[Dataset entries]
++++++++++

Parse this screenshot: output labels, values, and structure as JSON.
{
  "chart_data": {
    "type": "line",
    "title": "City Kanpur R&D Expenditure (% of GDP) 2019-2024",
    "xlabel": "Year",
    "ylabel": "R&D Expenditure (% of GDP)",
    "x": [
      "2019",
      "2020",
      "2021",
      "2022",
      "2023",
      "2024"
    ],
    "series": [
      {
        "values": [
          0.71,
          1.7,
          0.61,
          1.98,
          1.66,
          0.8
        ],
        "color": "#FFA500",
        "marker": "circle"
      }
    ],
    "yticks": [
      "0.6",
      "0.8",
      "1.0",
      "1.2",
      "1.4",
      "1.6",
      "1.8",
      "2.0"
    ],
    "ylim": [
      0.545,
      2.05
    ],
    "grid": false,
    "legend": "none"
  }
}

++++++++++

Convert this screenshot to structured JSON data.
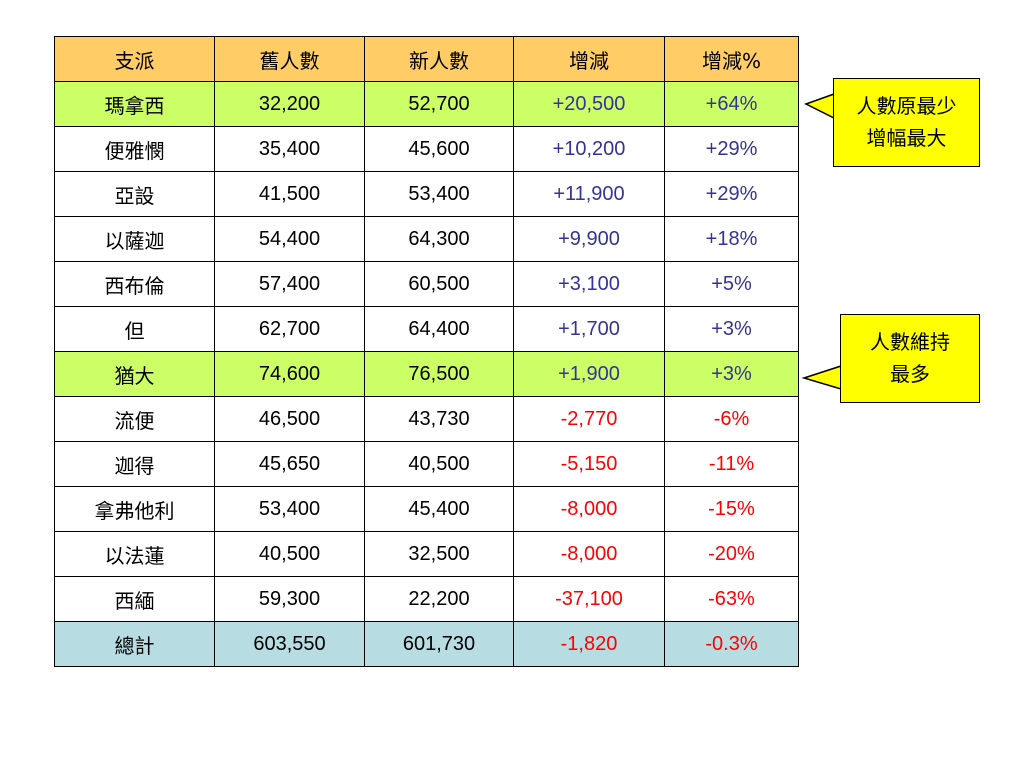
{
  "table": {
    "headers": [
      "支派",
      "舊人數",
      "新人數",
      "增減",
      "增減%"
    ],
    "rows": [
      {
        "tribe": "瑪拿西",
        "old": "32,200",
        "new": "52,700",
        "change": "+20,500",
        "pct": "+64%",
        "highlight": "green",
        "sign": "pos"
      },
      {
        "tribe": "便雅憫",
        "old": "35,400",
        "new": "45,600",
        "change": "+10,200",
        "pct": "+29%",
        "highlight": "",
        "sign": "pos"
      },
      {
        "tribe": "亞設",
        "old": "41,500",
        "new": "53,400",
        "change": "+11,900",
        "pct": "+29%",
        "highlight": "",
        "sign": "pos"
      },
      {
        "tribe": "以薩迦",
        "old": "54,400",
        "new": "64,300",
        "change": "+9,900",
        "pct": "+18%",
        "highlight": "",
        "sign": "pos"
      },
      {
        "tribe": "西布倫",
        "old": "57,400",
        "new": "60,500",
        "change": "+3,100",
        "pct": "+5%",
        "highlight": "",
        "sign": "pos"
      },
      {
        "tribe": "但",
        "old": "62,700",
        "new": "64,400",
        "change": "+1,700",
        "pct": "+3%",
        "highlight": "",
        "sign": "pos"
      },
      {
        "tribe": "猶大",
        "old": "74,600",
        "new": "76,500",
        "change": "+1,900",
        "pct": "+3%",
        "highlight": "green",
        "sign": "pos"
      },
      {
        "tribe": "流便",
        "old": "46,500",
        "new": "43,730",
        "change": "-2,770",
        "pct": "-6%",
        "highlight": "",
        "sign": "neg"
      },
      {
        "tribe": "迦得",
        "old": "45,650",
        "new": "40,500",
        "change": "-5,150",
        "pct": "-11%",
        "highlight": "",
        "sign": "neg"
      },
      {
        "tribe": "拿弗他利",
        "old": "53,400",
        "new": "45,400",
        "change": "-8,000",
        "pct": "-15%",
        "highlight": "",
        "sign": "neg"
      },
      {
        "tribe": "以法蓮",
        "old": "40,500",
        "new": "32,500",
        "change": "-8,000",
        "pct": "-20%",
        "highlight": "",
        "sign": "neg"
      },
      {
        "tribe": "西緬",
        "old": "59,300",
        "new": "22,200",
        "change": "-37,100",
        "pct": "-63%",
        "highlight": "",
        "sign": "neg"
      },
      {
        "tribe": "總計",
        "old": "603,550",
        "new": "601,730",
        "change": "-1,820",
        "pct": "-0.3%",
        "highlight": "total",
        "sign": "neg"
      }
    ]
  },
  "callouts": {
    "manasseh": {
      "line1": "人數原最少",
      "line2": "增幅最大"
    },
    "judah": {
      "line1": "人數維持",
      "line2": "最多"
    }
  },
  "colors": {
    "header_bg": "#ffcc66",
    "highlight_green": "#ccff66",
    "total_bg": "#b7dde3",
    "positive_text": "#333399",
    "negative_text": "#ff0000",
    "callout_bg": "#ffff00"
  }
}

++++++++++

Short problem
Among the lines of the material, find those that hold the word "values" and copy them.

Output below
Parse this screenshot: output labels, values, and structure as JSON.
        "values": [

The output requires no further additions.